§ TRECHO FORNECIDO:
»»

Até que minha avó apresentou outros sintomas: diarreia e conjuntivite. Ela tinha 76 anos, uma síndrome rara na medula, já não andava há uns seis anos e morava com a gente porque caiu algumas vezes antes.

Minha mãe dizia: "Se a sua avó pegar isso, ela não resiste". Isso porque ela ainda tinha problema no rim, era hipertensa e diabética. Até por isso eu sempre quis fazer enfermagem, minha mãe fez um técnico na área, minha irmã também começou o curso. Por conta dela, nossa família ficou mais unida e cuidadora.

Na pandemia, a gente se cuidou muito. Não saímos. Fizemos de tudo para não corrermos risco. Mas, acho que pegamos no hospital. Minha irmã e minha avó fizeram o teste e deu positivo. Ficamos todos isolados, e inclusive minha irmã mais velha não veio passar as festas com a gente.

"Foi a pior virada do ano da minha vida"

No dia 31, precisávamos de uma ajuda para descer minha avó do segundo andar da nossa casa, e precisei chamar o Samu. E foi quando vimos que a saturação dela estava muito baixa, com o oxímetro que meu pai tinha comprado. Tínhamos que levá-la ao hospital. Era 1º de janeiro, e eu fiquei no telefone com eles... Foi a pior virada de ano da vida.

Eu me senti impotente, não podia fazer nada com ela estando no hospital. Das outras vezes, a gente tinha como cuidar dela, passava a sonda, trocava fralda, cuidava das feridas. A última vez que vi minha avó foi no dia 31. Fizemos vídeo, mas ela estava entubada, não tinha reação. Ela ficou mais de dois meses internada.

Odara - Arquivo pessoal - Arquivo pessoal
A estudante comemorou seu último aniversário, de 20 anos, ao lado da avó
Imagem: Arquivo pessoal

Do meu lado, eu fiquei com medo da doença, porque os professores falavam o que o vírus faz com o corpo. Como graduanda em Enfermagem, e me sentia ainda mais cobrada a dar o exemplo e não sair de casa. E o que eu vejo são pessoas que até fazem Enfermagem também e estão lá, em boates. A hipocrisia é a pior coisa que existe, ver pessoas que estão levando a doença na brincadeira, independentemente do número de mortes aumentando.

Eu tenho as aulas à distância e sou confeiteira, ou seja, trabalho de casa. Minha mãe também faz home office, e meu pai é taxista e tem que sair de casa para trabalhar. E só. Quando eu recebi convites para ir à praia, me disseram: "Mas, ela está vazia". E eu respondo: "Sim, mas aí você posta foto de que ela está vazia e todo mundo vai para lá."

««

§ OBJETIVO DA TAREFA:
Liste os cuidados que, segundo o relato, a família fazia com a avó "das outras vezes". As linhas não têm nenhum papel nesta atividade.

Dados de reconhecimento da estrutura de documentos
»»

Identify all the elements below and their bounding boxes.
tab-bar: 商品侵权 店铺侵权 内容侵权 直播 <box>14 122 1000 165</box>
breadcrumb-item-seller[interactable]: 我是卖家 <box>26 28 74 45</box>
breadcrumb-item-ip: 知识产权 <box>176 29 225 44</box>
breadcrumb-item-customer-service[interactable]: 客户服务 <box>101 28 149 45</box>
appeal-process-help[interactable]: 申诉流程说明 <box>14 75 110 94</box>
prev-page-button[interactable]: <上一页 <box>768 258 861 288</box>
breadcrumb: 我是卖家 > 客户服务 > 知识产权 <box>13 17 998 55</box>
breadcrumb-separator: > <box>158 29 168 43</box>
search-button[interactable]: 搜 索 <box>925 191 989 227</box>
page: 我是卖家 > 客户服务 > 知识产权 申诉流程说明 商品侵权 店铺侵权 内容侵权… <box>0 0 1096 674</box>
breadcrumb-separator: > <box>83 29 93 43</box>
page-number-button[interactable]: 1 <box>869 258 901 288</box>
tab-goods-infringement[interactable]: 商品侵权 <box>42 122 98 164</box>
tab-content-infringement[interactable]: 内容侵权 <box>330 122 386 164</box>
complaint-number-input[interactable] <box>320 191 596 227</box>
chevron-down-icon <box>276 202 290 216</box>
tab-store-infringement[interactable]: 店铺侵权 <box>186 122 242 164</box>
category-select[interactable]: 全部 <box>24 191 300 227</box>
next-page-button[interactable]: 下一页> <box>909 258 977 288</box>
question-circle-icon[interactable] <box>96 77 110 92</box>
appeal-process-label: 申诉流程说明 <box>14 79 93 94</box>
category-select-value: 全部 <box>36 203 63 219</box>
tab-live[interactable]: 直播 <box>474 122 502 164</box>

««

§ SOLUÇÃO DO EXERCÍCIO:
- Passava a sonda
- Trocava fralda
- Cuidava das feridas